Rows from a figure dataset:
=======

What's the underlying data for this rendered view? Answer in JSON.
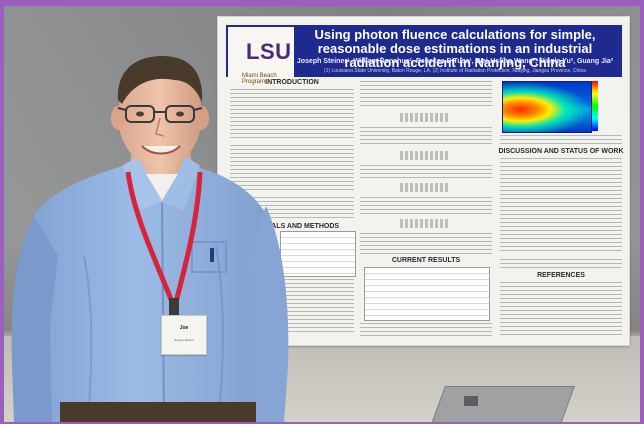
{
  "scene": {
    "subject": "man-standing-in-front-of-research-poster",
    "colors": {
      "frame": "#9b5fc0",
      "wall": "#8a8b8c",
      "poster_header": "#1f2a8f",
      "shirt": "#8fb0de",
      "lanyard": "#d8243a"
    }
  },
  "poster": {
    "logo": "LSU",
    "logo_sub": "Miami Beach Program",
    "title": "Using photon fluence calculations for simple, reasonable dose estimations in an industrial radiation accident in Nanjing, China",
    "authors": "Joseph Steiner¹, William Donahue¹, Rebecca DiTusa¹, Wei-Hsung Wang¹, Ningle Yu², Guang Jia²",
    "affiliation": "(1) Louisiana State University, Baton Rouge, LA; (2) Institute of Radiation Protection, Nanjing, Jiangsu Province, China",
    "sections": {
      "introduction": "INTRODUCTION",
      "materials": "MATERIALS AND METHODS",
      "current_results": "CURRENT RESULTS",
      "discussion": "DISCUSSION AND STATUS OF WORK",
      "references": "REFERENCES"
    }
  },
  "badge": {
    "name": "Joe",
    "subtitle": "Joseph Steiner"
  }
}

=======

## EXERCISE
From the records above, report the count of lines containing "China" and nothing more.

## OUTPUT FOR THIS TASK
2